■ **Aim of the exercise**:
Report all lines holding "this".

◆ ◆ ◆

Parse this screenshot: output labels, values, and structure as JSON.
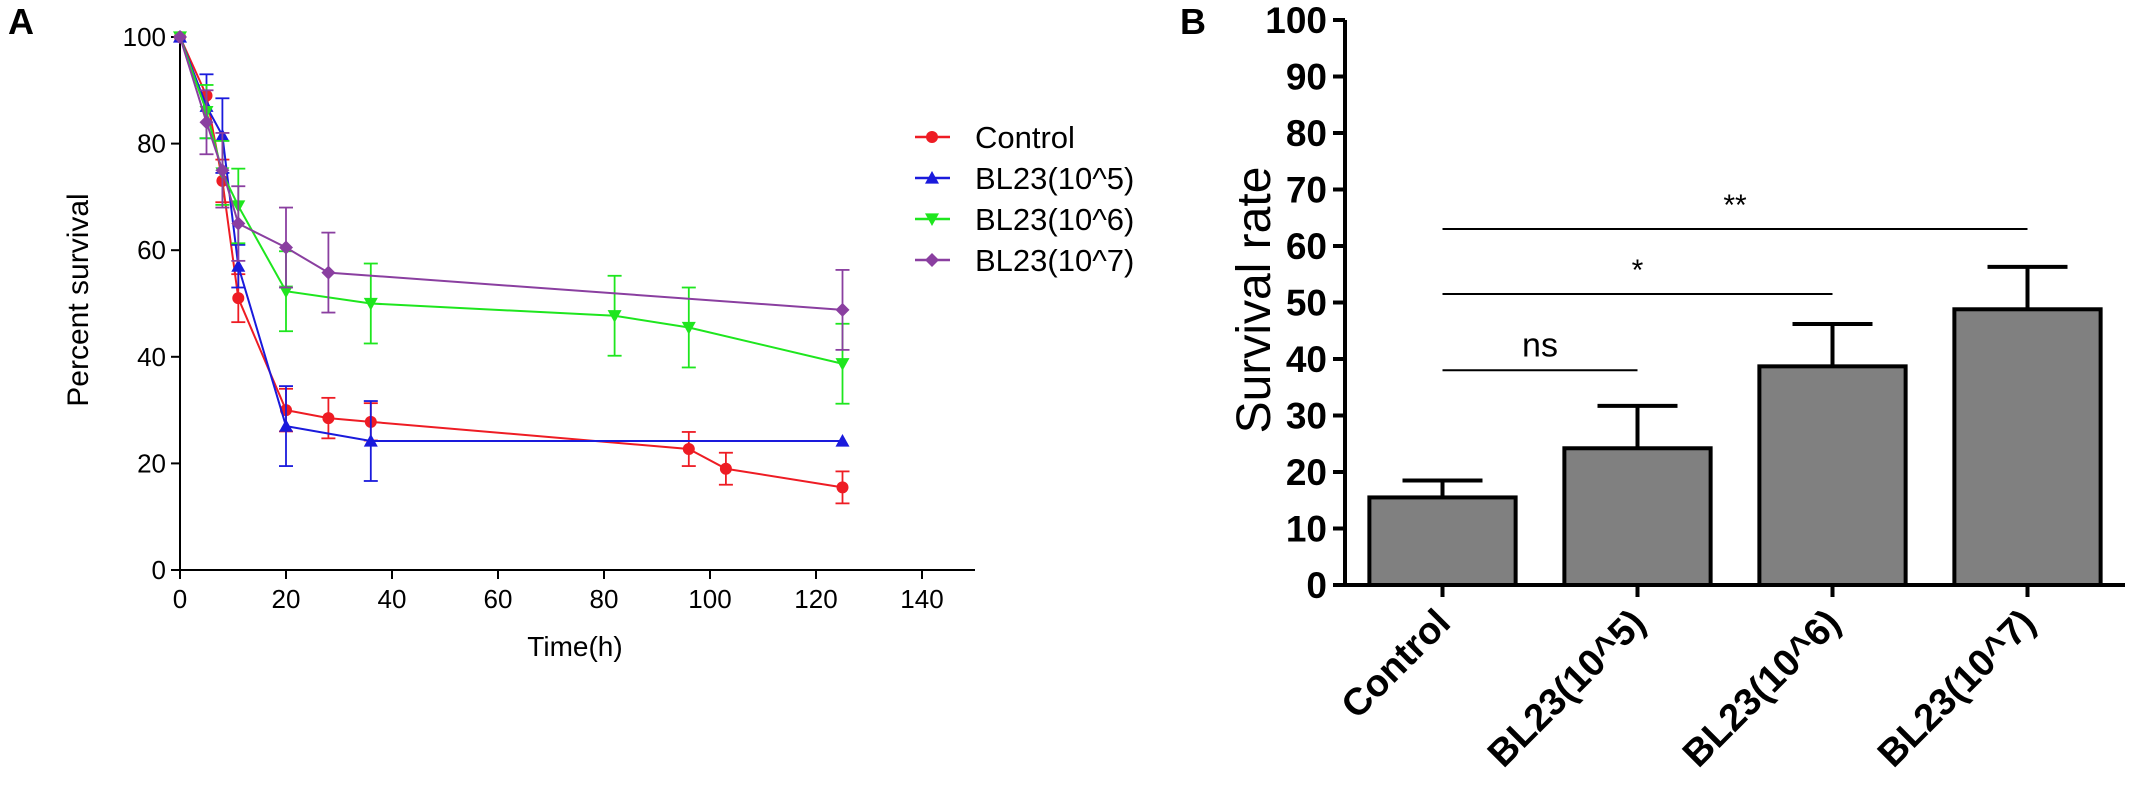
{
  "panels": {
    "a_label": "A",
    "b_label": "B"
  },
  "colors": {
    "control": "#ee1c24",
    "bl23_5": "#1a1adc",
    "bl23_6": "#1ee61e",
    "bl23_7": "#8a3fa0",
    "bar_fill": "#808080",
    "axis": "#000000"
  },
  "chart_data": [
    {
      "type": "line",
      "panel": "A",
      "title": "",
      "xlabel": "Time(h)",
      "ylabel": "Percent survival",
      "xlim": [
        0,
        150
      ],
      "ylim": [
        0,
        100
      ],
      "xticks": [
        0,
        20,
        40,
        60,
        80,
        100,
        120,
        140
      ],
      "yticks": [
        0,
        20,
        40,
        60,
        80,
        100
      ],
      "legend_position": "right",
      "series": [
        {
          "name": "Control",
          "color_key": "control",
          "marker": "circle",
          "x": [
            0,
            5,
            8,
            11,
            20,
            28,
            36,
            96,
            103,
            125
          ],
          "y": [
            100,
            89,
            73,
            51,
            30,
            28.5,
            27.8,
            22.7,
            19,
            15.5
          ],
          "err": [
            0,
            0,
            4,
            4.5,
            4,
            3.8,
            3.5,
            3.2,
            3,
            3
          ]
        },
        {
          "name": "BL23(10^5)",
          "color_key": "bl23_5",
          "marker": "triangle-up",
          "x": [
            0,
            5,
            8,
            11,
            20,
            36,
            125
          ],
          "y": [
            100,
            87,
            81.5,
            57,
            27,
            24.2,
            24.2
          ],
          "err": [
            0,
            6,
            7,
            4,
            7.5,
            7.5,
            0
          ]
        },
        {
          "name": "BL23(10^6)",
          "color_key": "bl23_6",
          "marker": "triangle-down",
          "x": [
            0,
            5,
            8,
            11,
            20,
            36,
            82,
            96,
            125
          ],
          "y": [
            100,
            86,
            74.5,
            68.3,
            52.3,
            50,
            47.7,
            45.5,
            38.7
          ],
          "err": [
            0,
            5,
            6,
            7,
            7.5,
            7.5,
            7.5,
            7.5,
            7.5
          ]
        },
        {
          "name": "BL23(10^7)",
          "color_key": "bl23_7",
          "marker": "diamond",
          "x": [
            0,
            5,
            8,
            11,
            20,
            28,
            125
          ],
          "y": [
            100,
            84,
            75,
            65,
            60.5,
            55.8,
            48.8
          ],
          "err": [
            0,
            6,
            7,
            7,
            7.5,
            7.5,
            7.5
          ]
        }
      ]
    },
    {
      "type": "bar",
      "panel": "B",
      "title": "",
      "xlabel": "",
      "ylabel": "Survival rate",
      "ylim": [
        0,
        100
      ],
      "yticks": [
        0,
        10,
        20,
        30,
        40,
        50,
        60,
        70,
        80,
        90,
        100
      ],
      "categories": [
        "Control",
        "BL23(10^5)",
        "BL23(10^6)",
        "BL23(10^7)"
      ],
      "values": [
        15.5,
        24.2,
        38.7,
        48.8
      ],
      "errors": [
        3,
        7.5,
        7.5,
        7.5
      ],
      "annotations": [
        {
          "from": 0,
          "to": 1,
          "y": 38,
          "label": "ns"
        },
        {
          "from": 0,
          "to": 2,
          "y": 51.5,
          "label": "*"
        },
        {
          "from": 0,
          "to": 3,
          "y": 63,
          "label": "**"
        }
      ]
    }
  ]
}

◆ ◆ ◆

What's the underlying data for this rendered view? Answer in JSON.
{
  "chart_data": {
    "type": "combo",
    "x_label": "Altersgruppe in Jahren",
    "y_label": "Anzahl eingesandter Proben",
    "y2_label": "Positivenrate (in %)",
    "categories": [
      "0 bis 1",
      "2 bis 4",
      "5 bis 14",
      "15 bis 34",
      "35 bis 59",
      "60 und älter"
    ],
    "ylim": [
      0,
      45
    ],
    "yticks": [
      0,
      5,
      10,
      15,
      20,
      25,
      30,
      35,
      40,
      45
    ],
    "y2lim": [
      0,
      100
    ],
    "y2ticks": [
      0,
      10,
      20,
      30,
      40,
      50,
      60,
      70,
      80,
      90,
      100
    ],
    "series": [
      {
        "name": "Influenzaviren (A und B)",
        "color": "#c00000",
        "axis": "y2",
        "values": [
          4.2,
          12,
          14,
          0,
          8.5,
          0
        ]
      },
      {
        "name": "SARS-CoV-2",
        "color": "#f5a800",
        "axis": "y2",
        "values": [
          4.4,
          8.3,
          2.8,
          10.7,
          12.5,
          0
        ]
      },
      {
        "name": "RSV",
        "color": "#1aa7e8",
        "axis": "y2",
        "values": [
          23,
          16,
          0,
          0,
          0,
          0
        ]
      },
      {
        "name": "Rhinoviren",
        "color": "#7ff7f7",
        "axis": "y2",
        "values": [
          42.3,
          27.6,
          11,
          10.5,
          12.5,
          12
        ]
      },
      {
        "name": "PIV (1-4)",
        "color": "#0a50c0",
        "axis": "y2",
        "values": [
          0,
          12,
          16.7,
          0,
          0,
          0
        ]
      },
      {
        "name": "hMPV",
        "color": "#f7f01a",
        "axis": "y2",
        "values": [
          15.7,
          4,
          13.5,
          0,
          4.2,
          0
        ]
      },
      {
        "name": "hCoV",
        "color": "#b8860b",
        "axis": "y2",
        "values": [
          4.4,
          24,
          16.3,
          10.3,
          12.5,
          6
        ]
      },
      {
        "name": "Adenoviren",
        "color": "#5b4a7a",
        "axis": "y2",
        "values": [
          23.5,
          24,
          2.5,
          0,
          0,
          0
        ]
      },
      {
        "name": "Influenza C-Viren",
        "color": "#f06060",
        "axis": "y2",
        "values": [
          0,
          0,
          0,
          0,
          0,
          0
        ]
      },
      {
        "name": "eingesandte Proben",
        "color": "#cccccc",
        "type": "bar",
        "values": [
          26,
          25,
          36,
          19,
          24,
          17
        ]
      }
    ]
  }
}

◆ ◆ ◆

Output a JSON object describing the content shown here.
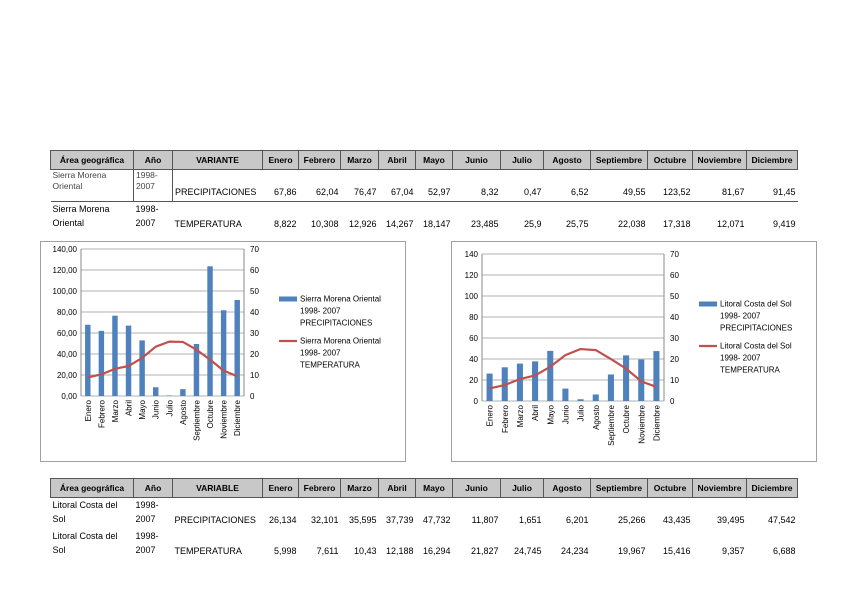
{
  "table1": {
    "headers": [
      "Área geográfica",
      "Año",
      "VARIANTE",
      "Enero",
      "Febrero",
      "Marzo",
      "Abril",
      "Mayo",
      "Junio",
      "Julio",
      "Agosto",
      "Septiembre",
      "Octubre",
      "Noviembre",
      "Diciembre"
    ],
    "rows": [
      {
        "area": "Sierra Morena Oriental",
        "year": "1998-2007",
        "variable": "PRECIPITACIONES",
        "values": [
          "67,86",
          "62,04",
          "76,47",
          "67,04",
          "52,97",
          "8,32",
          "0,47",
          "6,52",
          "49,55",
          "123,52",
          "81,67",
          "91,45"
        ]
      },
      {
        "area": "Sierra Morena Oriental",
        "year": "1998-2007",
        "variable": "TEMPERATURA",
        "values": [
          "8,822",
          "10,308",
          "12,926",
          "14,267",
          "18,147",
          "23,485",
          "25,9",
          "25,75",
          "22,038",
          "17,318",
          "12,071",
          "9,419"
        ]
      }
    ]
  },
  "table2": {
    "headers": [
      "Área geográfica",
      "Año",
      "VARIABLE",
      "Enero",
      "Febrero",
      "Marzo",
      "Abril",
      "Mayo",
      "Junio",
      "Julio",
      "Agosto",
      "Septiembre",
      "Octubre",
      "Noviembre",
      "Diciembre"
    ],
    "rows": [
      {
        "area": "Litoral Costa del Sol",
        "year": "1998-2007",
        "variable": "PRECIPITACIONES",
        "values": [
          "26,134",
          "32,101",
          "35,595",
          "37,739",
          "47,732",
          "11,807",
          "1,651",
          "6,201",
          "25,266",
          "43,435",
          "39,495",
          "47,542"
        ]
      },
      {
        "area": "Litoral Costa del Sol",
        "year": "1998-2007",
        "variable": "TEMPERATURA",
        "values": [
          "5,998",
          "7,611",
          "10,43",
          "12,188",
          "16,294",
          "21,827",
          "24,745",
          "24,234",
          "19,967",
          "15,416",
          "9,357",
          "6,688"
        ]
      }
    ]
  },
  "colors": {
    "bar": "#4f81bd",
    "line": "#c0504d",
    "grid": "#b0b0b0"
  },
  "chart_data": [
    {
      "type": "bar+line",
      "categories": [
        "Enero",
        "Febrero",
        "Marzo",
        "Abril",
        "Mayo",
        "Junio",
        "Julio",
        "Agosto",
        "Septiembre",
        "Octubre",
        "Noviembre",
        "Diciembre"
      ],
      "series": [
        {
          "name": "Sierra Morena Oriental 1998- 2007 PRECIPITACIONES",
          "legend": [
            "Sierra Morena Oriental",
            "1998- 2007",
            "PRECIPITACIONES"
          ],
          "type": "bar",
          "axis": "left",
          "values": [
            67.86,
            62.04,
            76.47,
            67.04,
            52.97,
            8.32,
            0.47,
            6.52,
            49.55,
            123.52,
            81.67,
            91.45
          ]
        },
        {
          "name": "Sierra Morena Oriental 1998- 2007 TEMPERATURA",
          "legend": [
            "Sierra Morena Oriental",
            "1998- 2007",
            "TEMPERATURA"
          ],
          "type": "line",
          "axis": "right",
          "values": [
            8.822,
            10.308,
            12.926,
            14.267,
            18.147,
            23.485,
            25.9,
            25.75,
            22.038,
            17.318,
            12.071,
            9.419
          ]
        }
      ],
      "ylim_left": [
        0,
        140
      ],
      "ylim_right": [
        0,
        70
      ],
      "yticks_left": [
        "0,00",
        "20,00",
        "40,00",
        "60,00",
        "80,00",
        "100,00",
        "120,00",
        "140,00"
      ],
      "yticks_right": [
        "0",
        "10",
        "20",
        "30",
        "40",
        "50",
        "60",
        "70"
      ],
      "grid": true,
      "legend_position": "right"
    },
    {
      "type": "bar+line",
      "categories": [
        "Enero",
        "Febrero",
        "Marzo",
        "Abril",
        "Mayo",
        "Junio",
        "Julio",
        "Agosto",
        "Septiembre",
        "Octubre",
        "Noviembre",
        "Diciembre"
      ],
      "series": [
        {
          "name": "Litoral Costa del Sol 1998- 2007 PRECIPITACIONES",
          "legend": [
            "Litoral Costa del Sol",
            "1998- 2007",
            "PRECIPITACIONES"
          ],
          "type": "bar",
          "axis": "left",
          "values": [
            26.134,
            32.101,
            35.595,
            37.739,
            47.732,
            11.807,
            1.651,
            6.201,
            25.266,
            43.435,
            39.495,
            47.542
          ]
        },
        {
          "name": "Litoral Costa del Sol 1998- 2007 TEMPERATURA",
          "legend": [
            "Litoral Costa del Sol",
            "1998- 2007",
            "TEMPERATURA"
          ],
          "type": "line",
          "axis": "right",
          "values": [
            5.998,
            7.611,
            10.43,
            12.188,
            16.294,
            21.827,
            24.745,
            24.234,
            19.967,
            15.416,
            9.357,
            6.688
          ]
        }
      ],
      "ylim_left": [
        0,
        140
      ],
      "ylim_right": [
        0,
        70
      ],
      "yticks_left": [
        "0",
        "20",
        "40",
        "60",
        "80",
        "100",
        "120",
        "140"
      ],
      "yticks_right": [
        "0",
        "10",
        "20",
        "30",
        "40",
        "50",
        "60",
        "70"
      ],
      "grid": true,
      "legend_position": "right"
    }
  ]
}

◆ ◆ ◆

■ **Response to the exercise**:
Parse this screenshot: output labels, values, and structure as JSON.
What's the underlying data for this rendered view? Answer in JSON.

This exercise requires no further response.